▶ _TASK_
The lines to find are those in the entries that hold the word "Anskaffningsvärde"; copy every one of them.

#### DATASET

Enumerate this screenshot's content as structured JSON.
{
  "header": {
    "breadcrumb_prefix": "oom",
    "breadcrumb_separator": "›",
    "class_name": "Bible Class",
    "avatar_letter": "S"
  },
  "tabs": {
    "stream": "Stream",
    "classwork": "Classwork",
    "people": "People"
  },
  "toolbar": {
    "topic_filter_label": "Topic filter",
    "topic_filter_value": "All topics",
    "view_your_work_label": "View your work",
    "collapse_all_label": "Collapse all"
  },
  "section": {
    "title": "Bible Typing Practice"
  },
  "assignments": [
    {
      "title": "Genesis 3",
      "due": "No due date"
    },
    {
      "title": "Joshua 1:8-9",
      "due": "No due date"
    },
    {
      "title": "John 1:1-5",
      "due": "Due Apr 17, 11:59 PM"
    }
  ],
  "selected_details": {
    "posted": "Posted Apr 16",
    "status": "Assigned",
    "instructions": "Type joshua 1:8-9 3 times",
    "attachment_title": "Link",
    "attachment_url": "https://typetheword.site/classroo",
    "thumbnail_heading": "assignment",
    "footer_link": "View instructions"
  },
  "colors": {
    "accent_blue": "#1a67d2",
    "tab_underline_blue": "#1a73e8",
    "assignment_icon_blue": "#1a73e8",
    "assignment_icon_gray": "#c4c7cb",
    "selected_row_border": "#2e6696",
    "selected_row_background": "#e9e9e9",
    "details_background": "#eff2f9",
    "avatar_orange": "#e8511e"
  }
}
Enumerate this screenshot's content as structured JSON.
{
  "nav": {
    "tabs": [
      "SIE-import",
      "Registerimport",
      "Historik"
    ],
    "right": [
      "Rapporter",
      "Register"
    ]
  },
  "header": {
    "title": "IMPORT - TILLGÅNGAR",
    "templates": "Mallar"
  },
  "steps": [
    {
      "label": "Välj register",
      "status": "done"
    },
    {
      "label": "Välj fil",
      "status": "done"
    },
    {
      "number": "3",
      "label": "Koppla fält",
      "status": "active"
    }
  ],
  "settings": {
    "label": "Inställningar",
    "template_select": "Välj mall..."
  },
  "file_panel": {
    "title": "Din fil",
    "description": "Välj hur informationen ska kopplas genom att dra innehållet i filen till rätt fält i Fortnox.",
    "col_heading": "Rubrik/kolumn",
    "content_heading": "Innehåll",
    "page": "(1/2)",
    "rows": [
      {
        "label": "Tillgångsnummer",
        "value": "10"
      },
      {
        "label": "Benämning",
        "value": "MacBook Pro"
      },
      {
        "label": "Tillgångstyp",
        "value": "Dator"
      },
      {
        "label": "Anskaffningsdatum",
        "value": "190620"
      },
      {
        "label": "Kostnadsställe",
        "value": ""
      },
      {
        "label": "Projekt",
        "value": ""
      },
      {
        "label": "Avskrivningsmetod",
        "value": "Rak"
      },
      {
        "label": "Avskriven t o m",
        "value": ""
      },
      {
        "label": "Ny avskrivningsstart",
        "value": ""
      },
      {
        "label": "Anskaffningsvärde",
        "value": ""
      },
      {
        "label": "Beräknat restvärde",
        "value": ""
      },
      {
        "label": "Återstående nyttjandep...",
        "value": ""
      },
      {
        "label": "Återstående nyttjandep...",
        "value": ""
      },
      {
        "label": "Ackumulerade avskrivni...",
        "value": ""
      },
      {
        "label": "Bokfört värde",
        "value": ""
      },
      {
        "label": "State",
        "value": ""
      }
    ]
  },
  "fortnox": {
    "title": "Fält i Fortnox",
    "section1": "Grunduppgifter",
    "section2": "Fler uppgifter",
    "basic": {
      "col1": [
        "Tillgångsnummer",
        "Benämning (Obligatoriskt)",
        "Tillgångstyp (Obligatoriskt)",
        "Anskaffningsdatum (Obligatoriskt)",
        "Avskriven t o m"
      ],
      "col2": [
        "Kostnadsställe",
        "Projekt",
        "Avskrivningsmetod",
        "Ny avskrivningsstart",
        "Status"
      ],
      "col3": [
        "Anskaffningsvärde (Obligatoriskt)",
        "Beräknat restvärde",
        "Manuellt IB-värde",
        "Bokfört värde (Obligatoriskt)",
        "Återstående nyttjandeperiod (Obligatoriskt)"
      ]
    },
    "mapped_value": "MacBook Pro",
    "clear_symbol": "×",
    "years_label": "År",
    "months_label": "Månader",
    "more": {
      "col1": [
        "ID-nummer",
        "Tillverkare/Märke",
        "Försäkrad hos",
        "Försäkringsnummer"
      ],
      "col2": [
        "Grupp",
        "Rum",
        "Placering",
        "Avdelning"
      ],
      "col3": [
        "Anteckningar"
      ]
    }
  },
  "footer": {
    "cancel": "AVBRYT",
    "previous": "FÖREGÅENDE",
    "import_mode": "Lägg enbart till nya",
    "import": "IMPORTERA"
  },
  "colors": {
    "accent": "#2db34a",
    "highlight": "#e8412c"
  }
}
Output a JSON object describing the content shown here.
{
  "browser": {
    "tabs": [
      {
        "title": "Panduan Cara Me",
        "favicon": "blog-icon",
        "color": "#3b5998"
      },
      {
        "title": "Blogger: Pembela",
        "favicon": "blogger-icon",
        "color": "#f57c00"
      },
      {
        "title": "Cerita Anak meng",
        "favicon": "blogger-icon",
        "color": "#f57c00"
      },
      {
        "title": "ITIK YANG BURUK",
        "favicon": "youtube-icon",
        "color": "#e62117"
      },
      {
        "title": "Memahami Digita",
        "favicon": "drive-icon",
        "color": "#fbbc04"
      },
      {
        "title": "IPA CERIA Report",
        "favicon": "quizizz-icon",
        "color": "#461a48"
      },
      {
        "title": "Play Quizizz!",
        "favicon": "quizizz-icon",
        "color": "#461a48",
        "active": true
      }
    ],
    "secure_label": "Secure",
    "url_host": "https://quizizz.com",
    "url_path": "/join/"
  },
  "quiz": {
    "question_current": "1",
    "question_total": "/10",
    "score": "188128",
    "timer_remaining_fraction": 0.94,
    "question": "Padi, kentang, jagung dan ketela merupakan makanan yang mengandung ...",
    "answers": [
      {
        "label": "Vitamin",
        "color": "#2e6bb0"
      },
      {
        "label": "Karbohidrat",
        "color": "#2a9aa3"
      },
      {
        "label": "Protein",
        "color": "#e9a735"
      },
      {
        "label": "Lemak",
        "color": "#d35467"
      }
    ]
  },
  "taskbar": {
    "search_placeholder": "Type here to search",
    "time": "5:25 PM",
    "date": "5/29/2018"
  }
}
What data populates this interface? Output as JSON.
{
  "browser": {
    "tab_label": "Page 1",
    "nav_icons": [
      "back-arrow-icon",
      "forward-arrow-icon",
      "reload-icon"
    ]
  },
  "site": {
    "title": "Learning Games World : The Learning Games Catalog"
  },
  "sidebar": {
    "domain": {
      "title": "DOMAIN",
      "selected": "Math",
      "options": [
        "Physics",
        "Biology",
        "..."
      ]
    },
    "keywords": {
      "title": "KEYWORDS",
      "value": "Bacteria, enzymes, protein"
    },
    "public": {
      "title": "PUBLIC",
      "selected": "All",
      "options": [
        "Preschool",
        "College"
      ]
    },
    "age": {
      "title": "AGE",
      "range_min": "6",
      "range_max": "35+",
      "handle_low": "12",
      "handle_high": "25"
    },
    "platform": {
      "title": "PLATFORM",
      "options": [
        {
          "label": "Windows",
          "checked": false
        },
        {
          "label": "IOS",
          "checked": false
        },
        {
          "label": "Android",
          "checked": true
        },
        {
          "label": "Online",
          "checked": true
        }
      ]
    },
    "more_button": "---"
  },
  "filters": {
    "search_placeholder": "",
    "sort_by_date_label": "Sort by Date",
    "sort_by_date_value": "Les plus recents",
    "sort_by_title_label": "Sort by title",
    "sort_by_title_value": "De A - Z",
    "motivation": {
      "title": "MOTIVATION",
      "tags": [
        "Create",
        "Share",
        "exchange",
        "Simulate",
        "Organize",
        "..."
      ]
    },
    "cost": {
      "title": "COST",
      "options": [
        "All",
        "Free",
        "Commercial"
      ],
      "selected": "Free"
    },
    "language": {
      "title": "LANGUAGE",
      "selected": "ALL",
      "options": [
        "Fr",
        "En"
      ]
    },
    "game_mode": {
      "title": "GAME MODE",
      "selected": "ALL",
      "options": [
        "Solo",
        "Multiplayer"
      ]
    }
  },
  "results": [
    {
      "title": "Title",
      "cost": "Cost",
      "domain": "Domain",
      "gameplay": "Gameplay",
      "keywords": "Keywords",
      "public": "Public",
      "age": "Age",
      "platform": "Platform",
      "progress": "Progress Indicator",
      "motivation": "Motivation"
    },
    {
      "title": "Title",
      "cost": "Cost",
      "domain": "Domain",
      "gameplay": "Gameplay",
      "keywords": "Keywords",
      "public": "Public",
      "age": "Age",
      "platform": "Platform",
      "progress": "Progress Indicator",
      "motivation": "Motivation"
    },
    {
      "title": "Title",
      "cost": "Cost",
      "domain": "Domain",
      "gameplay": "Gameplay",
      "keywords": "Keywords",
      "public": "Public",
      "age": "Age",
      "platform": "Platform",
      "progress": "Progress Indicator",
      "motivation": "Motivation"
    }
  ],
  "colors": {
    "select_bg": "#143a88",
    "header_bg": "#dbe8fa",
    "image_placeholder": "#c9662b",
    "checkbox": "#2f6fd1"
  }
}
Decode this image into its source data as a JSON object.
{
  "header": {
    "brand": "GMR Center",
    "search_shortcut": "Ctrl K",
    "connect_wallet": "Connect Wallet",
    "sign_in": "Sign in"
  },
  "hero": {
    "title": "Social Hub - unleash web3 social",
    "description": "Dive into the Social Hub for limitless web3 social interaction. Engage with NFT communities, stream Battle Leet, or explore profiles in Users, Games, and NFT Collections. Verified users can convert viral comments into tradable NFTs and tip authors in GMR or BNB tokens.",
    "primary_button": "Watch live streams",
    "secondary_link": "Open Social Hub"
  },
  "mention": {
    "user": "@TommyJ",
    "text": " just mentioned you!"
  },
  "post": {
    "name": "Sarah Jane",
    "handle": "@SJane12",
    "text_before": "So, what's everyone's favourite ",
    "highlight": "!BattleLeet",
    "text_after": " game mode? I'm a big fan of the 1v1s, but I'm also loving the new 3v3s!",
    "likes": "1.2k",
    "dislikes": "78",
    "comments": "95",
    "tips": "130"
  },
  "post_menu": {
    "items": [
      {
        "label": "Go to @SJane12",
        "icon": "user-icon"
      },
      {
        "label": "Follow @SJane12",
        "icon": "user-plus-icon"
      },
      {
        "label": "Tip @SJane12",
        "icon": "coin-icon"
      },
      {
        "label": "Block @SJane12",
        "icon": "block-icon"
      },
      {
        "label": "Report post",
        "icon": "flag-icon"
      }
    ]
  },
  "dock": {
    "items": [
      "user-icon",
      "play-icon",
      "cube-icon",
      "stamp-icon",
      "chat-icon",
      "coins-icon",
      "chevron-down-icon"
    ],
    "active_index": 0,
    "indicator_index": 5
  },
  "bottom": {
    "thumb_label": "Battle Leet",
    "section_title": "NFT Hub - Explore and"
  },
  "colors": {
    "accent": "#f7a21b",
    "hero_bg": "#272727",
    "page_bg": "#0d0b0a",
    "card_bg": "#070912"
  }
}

########

▶ _RESULT FOR THIS TASK_
        "label": "Anskaffningsvärde",
        "Anskaffningsvärde (Obligatoriskt)",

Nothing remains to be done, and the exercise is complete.